[ITEMS]:
-*-*-

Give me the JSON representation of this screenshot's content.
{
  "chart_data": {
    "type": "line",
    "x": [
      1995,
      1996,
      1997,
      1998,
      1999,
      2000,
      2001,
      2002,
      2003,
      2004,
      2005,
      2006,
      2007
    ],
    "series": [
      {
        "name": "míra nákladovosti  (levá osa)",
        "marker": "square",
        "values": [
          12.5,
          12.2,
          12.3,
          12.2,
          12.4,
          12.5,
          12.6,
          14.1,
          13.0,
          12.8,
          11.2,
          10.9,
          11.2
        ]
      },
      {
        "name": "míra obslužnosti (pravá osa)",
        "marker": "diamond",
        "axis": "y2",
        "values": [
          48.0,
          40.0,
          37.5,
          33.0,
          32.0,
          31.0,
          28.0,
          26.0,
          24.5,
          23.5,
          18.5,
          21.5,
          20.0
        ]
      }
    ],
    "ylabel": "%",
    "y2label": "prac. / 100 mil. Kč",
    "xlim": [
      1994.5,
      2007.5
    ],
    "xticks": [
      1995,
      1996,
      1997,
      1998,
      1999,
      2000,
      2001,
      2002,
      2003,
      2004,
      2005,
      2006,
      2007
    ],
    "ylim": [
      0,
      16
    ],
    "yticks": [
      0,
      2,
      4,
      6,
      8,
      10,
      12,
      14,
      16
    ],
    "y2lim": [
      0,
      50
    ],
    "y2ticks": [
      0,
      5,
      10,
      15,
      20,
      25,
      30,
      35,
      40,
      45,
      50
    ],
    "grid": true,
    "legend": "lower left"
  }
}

-*-*-

[BRIEF]: In the records above, find each line holding "míra" and copy it.

[WRITTEN SOLUTION]:
        "name": "míra nákladovosti  (levá osa)",
        "name": "míra obslužnosti (pravá osa)",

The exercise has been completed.